- Kurze Übung: Geben Sie die Zeilen unverändert wieder, beginnend mit der Zeile, die „List every element“ enthält, bis einschließlich der Zeile, die „- type-label: Type: [33, 240, 73, 258]“ enthält.

- Übungsmaterial:
-.-.-

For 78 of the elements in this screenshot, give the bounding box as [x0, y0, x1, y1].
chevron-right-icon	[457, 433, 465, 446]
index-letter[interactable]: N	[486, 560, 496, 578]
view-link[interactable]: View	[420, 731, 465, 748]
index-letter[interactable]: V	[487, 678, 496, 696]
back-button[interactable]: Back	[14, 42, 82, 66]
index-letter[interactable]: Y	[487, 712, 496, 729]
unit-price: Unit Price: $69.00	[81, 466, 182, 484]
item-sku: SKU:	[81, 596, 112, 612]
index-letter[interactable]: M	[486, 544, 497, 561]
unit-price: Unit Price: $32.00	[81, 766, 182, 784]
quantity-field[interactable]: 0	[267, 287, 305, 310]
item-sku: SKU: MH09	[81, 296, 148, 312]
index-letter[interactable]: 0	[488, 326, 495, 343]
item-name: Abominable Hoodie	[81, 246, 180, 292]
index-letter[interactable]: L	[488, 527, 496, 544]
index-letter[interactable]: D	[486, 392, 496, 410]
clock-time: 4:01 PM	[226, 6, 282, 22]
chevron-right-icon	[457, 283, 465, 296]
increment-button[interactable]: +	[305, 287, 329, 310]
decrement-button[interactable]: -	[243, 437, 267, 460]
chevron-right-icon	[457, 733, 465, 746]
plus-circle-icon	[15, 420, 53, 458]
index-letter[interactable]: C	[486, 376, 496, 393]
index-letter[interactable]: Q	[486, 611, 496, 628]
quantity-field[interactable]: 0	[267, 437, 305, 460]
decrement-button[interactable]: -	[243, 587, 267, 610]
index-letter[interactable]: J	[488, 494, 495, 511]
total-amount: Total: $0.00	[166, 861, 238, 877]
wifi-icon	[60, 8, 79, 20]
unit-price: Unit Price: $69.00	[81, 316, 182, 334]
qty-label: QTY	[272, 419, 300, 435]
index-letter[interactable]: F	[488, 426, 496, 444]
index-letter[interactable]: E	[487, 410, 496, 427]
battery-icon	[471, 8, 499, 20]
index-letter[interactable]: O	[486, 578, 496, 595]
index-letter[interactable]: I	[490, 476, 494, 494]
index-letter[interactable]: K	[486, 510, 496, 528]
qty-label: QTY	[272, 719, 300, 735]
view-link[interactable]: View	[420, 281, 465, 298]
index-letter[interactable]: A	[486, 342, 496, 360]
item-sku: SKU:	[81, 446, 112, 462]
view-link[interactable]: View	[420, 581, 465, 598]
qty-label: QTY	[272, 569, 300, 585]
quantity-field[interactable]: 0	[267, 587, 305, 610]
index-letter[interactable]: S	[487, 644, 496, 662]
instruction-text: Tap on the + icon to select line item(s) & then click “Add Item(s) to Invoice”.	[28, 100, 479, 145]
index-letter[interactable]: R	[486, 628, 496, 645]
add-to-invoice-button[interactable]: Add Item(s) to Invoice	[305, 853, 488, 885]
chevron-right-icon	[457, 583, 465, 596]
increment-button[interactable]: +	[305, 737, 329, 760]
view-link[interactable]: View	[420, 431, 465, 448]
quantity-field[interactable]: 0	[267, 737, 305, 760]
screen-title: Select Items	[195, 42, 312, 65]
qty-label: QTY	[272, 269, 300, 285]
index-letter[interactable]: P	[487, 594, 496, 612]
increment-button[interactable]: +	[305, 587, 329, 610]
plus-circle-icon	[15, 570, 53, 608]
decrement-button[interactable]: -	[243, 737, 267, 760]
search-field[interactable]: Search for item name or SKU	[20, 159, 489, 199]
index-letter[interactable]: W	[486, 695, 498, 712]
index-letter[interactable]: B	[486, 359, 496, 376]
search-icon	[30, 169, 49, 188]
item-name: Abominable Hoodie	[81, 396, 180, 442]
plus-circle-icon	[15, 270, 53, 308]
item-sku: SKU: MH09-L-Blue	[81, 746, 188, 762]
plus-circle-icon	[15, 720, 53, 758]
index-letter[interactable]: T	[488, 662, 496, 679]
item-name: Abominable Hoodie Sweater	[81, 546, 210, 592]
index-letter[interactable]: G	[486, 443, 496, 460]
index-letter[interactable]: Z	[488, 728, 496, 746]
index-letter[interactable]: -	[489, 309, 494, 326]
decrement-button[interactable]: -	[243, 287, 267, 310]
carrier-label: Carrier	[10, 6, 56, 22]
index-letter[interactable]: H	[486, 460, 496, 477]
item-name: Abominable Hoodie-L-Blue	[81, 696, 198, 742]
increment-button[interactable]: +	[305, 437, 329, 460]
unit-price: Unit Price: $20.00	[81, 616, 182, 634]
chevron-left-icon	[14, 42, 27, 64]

-.-.-

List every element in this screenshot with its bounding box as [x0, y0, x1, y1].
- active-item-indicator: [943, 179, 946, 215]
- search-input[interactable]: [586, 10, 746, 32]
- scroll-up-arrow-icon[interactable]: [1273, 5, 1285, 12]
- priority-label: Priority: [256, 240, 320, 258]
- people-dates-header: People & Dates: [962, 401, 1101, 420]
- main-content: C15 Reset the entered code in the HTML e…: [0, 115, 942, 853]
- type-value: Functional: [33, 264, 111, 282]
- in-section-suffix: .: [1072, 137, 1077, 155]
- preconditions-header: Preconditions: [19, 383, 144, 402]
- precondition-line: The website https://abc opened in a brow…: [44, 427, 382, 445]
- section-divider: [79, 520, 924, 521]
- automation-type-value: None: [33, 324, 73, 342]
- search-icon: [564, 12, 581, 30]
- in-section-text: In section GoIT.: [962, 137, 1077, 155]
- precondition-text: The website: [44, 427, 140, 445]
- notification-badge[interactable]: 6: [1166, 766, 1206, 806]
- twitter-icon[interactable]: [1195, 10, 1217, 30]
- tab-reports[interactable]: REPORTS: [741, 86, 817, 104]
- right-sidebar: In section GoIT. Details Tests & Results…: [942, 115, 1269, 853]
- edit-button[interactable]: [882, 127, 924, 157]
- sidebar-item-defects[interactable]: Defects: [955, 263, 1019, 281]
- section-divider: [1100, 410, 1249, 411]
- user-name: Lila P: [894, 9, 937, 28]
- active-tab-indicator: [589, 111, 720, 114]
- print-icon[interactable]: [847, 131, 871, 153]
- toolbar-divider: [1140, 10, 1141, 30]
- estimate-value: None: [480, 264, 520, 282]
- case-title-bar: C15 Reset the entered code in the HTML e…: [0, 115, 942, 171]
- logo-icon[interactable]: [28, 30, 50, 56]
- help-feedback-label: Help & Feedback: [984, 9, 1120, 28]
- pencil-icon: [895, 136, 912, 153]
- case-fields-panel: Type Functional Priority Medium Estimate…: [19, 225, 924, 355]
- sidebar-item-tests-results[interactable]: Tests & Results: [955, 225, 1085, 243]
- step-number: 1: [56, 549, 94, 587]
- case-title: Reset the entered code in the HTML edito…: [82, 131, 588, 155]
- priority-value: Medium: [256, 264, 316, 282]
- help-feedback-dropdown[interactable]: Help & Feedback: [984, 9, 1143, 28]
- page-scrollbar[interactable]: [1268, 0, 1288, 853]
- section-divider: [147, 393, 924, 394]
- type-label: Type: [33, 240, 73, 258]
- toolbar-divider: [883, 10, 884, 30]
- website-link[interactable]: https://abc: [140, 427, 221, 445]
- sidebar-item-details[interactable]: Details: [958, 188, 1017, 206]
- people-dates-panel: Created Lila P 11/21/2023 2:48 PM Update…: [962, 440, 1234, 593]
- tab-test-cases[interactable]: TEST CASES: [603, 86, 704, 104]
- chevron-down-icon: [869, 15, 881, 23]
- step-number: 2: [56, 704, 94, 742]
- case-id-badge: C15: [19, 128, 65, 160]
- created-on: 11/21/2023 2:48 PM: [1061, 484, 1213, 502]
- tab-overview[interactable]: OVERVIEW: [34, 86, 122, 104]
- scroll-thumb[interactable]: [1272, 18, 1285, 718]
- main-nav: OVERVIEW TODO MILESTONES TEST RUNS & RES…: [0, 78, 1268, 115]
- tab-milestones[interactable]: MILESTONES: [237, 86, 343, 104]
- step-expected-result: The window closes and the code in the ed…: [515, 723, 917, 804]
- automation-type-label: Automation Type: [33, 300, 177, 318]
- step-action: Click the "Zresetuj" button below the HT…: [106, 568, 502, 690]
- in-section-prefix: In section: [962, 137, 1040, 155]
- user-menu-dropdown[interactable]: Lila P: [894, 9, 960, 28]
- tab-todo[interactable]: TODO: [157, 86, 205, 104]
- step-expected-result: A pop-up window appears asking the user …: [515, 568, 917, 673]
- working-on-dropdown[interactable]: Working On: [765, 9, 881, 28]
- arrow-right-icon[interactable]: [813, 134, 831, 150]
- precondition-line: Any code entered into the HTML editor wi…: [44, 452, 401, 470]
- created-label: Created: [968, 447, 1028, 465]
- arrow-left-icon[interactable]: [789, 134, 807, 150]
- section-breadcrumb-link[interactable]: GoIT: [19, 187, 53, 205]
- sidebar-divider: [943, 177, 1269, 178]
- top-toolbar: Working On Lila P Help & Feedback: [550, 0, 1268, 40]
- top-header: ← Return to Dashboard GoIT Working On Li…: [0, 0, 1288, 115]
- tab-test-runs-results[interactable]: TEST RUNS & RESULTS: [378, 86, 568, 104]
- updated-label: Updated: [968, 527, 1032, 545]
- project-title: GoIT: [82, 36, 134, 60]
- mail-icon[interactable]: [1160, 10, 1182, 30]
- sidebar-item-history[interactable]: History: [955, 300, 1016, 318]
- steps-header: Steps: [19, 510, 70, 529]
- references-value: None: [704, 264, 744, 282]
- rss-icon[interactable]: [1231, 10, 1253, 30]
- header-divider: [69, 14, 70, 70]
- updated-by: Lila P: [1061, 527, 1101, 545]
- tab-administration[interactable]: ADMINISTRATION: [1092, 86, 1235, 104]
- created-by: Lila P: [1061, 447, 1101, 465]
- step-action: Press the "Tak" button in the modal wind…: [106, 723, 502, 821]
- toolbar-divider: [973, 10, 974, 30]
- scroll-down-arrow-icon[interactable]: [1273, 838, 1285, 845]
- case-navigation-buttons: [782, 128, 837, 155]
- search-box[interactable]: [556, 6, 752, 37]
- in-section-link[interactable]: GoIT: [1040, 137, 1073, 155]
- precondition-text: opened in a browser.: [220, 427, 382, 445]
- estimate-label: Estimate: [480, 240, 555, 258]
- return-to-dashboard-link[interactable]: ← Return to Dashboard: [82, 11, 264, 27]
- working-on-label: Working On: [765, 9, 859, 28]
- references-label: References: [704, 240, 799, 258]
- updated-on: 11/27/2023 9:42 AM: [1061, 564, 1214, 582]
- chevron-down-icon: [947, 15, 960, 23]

-.-.-

- Schriftliche Antwort:
List every element in this screenshot with its bounding box as [x0, y0, x1, y1].
- active-item-indicator: [943, 179, 946, 215]
- search-input[interactable]: [586, 10, 746, 32]
- scroll-up-arrow-icon[interactable]: [1273, 5, 1285, 12]
- priority-label: Priority: [256, 240, 320, 258]
- people-dates-header: People & Dates: [962, 401, 1101, 420]
- main-content: C15 Reset the entered code in the HTML e…: [0, 115, 942, 853]
- type-value: Functional: [33, 264, 111, 282]
- in-section-suffix: .: [1072, 137, 1077, 155]
- preconditions-header: Preconditions: [19, 383, 144, 402]
- precondition-line: The website https://abc opened in a brow…: [44, 427, 382, 445]
- section-divider: [79, 520, 924, 521]
- automation-type-value: None: [33, 324, 73, 342]
- search-icon: [564, 12, 581, 30]
- in-section-text: In section GoIT.: [962, 137, 1077, 155]
- precondition-text: The website: [44, 427, 140, 445]
- notification-badge[interactable]: 6: [1166, 766, 1206, 806]
- twitter-icon[interactable]: [1195, 10, 1217, 30]
- tab-reports[interactable]: REPORTS: [741, 86, 817, 104]
- right-sidebar: In section GoIT. Details Tests & Results…: [942, 115, 1269, 853]
- edit-button[interactable]: [882, 127, 924, 157]
- sidebar-item-defects[interactable]: Defects: [955, 263, 1019, 281]
- section-divider: [1100, 410, 1249, 411]
- user-name: Lila P: [894, 9, 937, 28]
- active-tab-indicator: [589, 111, 720, 114]
- print-icon[interactable]: [847, 131, 871, 153]
- toolbar-divider: [1140, 10, 1141, 30]
- estimate-value: None: [480, 264, 520, 282]
- case-title-bar: C15 Reset the entered code in the HTML e…: [0, 115, 942, 171]
- logo-icon[interactable]: [28, 30, 50, 56]
- help-feedback-label: Help & Feedback: [984, 9, 1120, 28]
- pencil-icon: [895, 136, 912, 153]
- case-fields-panel: Type Functional Priority Medium Estimate…: [19, 225, 924, 355]
- sidebar-item-tests-results[interactable]: Tests & Results: [955, 225, 1085, 243]
- step-number: 1: [56, 549, 94, 587]
- case-title: Reset the entered code in the HTML edito…: [82, 131, 588, 155]
- priority-value: Medium: [256, 264, 316, 282]
- help-feedback-dropdown[interactable]: Help & Feedback: [984, 9, 1143, 28]
- page-scrollbar[interactable]: [1268, 0, 1288, 853]
- section-divider: [147, 393, 924, 394]
- type-label: Type: [33, 240, 73, 258]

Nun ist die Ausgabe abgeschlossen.